[The request] Check every line of the data below for the string "обучения", and copy the ones that hold it.

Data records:
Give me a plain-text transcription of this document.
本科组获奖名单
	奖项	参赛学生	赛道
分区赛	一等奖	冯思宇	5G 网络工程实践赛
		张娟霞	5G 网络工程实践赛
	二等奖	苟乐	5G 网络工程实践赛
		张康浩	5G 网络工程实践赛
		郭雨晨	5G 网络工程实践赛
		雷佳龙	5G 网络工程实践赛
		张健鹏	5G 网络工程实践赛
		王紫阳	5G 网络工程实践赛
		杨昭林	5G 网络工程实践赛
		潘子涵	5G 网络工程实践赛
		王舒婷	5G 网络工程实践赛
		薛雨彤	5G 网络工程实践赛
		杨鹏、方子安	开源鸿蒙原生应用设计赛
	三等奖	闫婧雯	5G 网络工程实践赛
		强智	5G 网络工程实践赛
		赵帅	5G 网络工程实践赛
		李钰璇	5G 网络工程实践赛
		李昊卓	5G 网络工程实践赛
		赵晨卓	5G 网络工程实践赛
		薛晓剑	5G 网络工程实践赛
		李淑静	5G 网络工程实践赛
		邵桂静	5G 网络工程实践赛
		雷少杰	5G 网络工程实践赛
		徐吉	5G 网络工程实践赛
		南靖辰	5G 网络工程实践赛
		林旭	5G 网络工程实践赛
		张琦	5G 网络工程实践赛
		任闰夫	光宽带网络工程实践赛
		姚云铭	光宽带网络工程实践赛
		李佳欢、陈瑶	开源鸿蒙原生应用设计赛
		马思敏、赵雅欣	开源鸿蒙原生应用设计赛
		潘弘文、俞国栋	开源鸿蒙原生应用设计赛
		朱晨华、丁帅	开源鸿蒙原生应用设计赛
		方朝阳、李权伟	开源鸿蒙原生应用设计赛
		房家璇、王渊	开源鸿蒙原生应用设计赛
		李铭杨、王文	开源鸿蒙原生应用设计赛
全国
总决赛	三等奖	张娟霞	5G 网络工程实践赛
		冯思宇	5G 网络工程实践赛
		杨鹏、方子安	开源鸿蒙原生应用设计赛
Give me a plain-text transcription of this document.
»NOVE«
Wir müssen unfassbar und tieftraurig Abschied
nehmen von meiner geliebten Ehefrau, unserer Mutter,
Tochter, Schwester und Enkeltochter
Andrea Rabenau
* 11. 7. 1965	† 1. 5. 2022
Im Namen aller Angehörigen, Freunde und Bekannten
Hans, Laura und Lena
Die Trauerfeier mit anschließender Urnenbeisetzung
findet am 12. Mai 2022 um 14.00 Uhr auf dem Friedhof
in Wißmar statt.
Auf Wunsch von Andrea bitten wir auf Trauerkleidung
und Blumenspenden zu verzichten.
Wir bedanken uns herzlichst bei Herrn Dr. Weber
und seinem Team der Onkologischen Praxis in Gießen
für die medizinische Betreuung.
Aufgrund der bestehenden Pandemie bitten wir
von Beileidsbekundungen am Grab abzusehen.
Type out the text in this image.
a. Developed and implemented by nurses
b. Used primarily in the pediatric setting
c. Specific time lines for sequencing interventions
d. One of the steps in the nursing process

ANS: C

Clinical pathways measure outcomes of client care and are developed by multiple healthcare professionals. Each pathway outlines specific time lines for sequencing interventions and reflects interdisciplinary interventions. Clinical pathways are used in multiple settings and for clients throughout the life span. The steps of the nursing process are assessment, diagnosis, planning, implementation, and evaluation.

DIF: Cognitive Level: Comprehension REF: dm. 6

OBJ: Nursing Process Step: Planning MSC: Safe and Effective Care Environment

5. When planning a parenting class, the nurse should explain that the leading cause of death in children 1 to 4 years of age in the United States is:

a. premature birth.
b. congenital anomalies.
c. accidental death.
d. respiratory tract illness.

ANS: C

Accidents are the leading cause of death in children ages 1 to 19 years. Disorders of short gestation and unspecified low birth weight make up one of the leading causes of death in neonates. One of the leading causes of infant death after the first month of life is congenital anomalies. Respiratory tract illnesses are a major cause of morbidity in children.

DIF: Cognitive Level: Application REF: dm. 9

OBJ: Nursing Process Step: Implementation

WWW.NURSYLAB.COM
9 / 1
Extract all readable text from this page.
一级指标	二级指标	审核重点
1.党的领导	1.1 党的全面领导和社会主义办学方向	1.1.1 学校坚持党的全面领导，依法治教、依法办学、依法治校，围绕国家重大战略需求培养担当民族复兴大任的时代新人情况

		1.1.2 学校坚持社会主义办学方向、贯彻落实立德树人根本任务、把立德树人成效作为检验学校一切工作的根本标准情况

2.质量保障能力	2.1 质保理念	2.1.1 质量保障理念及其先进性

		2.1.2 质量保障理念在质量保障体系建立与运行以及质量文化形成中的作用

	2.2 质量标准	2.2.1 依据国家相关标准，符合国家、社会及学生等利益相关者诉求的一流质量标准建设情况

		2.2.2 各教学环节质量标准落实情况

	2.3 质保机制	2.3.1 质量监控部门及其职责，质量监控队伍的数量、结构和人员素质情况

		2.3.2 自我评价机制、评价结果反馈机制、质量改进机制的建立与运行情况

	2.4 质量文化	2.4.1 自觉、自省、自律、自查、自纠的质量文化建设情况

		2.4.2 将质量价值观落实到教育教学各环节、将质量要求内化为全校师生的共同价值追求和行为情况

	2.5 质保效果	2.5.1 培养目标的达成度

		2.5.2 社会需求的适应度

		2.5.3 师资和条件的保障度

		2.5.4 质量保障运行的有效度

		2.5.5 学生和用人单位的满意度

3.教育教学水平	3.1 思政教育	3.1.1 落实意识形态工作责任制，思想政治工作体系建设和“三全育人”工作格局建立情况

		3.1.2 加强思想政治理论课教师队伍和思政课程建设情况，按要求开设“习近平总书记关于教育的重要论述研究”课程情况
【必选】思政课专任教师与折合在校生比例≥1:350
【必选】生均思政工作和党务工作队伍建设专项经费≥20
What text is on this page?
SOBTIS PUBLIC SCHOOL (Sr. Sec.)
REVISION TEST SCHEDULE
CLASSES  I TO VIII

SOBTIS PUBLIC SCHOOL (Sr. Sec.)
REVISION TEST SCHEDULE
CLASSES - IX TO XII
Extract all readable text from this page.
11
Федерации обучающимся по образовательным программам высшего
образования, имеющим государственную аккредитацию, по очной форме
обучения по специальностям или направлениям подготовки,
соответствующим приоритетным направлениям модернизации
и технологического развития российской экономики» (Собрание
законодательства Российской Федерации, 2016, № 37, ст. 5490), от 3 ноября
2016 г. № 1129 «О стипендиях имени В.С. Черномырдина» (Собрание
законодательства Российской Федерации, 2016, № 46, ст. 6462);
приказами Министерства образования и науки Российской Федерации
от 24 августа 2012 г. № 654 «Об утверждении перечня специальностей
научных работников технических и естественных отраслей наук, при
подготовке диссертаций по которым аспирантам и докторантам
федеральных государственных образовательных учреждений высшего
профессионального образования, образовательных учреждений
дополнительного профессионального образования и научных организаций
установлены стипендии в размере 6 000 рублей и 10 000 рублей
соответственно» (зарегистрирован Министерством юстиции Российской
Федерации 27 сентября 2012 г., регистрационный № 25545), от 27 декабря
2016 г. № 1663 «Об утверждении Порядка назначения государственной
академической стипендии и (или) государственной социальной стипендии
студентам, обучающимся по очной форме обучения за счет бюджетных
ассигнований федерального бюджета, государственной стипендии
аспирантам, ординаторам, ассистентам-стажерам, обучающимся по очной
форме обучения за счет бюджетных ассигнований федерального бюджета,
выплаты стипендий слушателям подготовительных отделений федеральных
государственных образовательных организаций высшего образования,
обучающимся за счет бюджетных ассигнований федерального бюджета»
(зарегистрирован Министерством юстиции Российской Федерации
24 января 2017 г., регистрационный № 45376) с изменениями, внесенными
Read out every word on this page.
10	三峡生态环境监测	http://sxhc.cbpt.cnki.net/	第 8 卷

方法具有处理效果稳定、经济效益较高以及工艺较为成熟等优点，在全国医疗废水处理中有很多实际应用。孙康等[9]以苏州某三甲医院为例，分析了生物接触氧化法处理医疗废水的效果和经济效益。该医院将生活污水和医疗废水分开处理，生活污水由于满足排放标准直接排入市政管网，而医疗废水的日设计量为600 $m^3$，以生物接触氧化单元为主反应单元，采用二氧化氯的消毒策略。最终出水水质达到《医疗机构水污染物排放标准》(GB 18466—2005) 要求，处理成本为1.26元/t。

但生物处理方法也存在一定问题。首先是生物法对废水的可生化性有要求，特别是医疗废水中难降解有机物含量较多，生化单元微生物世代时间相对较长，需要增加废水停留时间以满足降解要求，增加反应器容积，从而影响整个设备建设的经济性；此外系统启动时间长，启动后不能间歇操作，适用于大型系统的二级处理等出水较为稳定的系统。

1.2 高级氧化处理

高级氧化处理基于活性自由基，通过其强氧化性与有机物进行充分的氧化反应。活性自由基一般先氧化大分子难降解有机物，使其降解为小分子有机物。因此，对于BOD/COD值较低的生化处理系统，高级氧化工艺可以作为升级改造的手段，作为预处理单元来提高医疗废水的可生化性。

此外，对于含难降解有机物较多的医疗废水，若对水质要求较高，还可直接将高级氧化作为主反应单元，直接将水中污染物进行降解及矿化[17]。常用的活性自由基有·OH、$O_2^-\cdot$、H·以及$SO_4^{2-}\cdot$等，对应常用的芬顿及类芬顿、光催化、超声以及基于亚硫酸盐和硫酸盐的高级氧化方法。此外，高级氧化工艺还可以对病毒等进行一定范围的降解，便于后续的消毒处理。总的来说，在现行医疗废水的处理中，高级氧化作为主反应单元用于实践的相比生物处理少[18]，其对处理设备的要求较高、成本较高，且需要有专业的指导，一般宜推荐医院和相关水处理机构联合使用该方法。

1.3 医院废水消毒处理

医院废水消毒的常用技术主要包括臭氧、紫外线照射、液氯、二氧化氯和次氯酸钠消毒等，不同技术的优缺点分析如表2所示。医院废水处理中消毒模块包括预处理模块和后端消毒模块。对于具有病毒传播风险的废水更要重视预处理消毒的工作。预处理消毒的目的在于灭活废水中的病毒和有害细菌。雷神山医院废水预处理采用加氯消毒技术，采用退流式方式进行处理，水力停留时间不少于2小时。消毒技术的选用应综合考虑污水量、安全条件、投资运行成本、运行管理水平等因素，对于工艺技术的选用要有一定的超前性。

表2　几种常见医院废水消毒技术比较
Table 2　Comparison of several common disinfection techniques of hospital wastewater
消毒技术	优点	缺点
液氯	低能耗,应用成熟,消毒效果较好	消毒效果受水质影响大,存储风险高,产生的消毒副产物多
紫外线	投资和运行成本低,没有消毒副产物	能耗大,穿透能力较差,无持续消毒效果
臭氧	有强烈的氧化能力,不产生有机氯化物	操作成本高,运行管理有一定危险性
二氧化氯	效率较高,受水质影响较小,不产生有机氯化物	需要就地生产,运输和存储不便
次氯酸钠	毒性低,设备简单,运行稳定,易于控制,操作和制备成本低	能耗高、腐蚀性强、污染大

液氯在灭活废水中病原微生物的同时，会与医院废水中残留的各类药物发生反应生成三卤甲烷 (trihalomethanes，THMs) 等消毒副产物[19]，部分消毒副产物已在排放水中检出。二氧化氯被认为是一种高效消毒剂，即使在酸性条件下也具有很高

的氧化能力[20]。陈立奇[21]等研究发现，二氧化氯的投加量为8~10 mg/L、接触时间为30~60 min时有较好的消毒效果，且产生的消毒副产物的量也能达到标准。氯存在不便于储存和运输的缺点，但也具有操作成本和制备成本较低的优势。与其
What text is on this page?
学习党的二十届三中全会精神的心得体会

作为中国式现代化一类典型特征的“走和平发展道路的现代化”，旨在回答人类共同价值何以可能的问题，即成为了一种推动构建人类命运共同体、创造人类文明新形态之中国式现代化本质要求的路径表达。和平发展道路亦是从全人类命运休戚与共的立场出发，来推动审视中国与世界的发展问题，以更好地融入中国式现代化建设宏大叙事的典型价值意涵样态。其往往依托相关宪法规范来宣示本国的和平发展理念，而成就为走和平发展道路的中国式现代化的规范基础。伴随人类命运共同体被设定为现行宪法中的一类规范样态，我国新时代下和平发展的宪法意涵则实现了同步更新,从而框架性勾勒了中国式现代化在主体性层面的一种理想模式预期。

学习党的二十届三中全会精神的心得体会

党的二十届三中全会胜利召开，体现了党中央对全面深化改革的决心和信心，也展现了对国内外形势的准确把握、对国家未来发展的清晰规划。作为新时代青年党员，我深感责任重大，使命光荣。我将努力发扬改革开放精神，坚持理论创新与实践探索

[Reply to the task]
обучения по специальностям или направлениям подготовки,
студентам, обучающимся по очной форме обучения за счет бюджетных
форме обучения за счет бюджетных ассигнований федерального бюджета,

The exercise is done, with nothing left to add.